Ashub
- davidsmith208
- Jun 6
- 2 min read
Yes. The English paraphrase on the page (“If you are not handsome then be Jacob”) captures the basic idea, but some of the richness of Rumi’s Persian is hidden.
The crucial verse is:
تو که یوسف نیستی یعقوب باش
همچو او با گریه و آشوب باش
Transliteration:
to ke Yūsuf nīstī, Yaʿqūb bāsh
hamcho ū bā gerye va āshūb bāsh
A fairly literal translation:
“If you are not Joseph, then be Jacob.
Like him, be with weeping and turmoil.”
The key words
1. یوسف (Yūsuf) — Joseph
In Sufi symbolism, Joseph is much more than the biblical/qur’anic prophet.
He symbolizes:
Divine beauty (jamāl)
Spiritual perfection
The realized saint
The object of longing
Joseph is the one who already possesses beauty and direct proximity to God.
So Rumi is not merely saying “if you’re not handsome.”
The word “handsome” comes from a long Sufi tradition where physical beauty is a symbol of divine beauty.
The deeper meaning is:
“If you are not among the spiritually perfected ones…”
2. یعقوب (Yaʿqūb) — Jacob
Jacob is the archetype of longing.
In the Qur’an he weeps for Joseph until his eyes become white from grief.
For Rumi, Jacob represents:
yearning (shawq)
separation (firāq)
devotion
patient love
Jacob is not spiritually inferior because he lacks Joseph’s beauty.
Rather, Jacob embodies the path of longing itself.
3. گریه (gerye) — weeping
The root is:
گریستن (geristan) = to cry, to weep
In Sufism, tears are not merely emotional.
They signify:
spiritual receptivity
brokenness before God
longing for union
purification of the heart
Many Sufis considered tears a grace bestowed by God.
4. آشوب (āshūb)
This is the really interesting word.
Modern Persian often uses it for:
disturbance
turmoil
commotion
unrest
But classical Persian poetry uses it much more deeply.
Āshūb can mean:
inner agitation
passionate unrest
love’s disarray
the inability to remain settled
A lover whose heart has been struck by divine beauty is in a state of āshūb.

----

■ Goal of the exercise ■
Pick up the commentary on Rumi's Joseph and Jacob verse from where it stops, and carry it forward in the same style.

----

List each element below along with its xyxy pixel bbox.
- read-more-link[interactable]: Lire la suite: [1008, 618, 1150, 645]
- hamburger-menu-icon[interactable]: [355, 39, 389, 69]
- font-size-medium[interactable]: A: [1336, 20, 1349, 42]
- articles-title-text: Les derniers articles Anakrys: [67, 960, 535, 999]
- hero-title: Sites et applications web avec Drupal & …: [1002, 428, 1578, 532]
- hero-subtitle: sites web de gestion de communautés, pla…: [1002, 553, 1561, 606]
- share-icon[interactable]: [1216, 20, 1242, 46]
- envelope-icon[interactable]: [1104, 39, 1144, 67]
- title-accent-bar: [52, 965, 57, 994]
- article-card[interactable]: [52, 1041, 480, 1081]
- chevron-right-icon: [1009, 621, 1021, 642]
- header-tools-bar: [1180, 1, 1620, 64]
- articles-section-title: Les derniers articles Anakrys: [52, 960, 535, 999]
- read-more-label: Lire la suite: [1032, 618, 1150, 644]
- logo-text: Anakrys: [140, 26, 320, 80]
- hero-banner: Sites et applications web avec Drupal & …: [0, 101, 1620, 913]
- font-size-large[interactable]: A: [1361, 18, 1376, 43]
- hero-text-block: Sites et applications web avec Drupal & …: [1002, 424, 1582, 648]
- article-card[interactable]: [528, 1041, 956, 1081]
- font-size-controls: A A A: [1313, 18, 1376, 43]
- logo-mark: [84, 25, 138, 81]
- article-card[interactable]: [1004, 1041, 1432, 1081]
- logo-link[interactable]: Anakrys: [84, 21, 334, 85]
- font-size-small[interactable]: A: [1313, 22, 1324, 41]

----

■ Expected answer ■
Thus:
با گریه و آشوب باش
is not merely
“cry a lot.”
It means:
“Remain inwardly shaken by longing.”
The context of the preceding lines
Rumi has just said:
From non-existence to existence come caravans after caravans.
Then:
Every night thoughts sink into the sea.
Then:
At dawn they rise again like fish.
Then:
These words carry the fragrance of that garden.
The imagery is about inspirations emerging from the unseen world.
Only certain people receive them directly.
So Rumi concludes:
If you are not Joseph, be Jacob.
Meaning:
If you do not possess direct vision,
cultivate longing for vision.
If you are not already united,
remain faithful in separation.
If you cannot be the knower,
be the seeker.
A deeper Sufi reading
There is a recurring principle in the Masnavi:
The pain of seeking is itself a form of finding.
Jacob’s tears are not a failure.
His longing is already participation in Joseph.
So Rumi is saying something close to:
“Do not despair because you are not among the perfected saints. Become Jacob. Let yearning itself become your path.”
In Sufi psychology, Jacob’s tears are not opposed to Joseph’s beauty.
Joseph represents the goal; Jacob represents the movement toward it.
And for Rumi, that movement—the burning desire, the restlessness, the tears—is often spiritually more important than complacent certainty.